### TASK REQUIREMENTS
Leave out the pictures; transcribe all else exactly.

### ENTRIES SUPPLIED
———

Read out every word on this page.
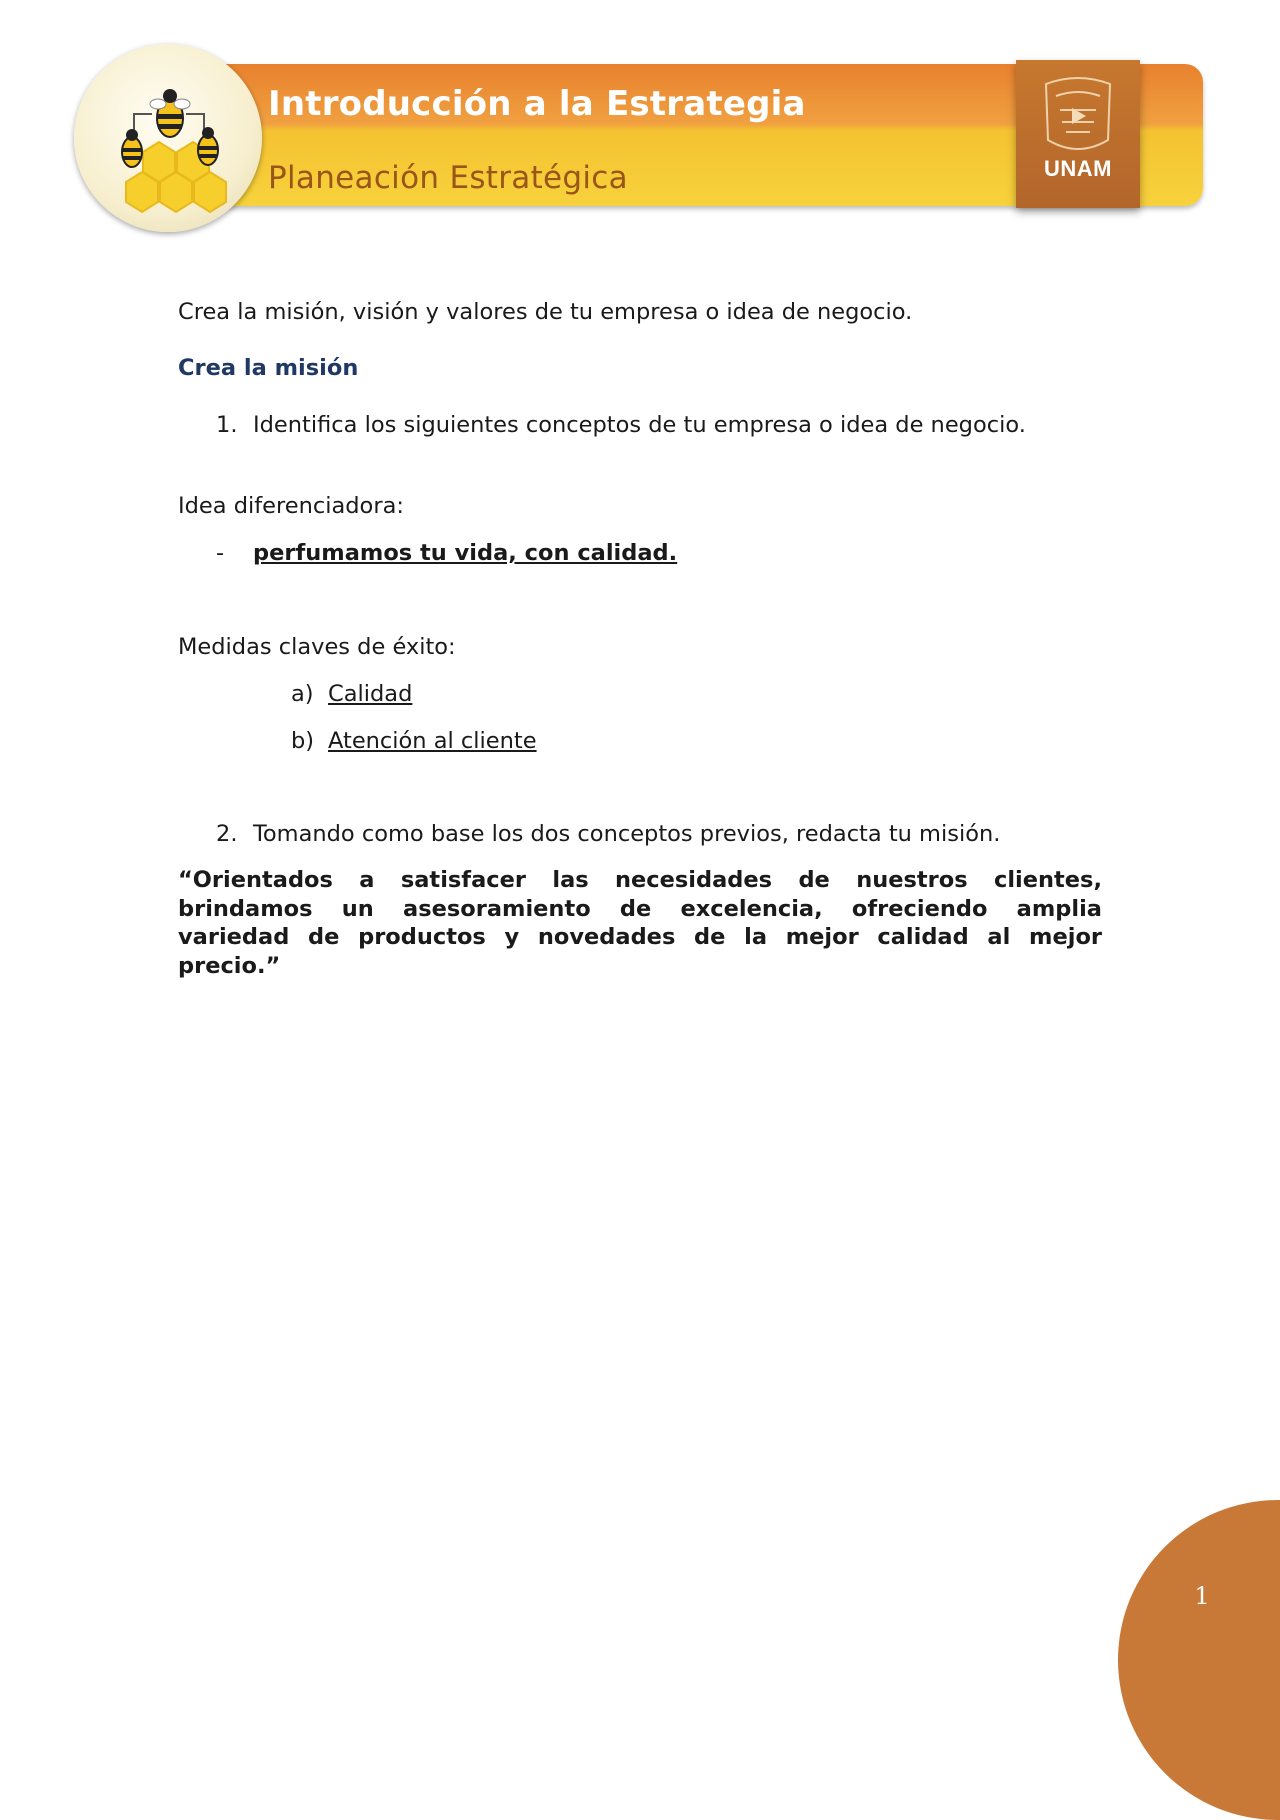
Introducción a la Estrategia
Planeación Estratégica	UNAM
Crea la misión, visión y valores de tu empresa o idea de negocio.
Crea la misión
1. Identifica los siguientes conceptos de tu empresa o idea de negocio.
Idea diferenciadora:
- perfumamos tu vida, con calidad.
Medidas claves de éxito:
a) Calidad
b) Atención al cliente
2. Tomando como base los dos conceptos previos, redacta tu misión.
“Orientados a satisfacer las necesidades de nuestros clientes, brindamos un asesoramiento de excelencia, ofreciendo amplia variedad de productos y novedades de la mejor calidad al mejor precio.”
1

———

### RESULT FOR THIS EXERCISE
Read out every word on this page.
Introducción a la Estrategia
Planeación Estratégica	UNAM
Crea la misión, visión y valores de tu empresa o idea de negocio.
Crea la misión
1. Identifica los siguientes conceptos de tu empresa o idea de negocio.
Idea diferenciadora:
- perfumamos tu vida, con calidad.
Medidas claves de éxito:
a) Calidad
b) Atención al cliente
2. Tomando como base los dos conceptos previos, redacta tu misión.
“Orientados a satisfacer las necesidades de nuestros clientes, brindamos un asesoramiento de excelencia, ofreciendo amplia variedad de productos y novedades de la mejor calidad al mejor precio.”
1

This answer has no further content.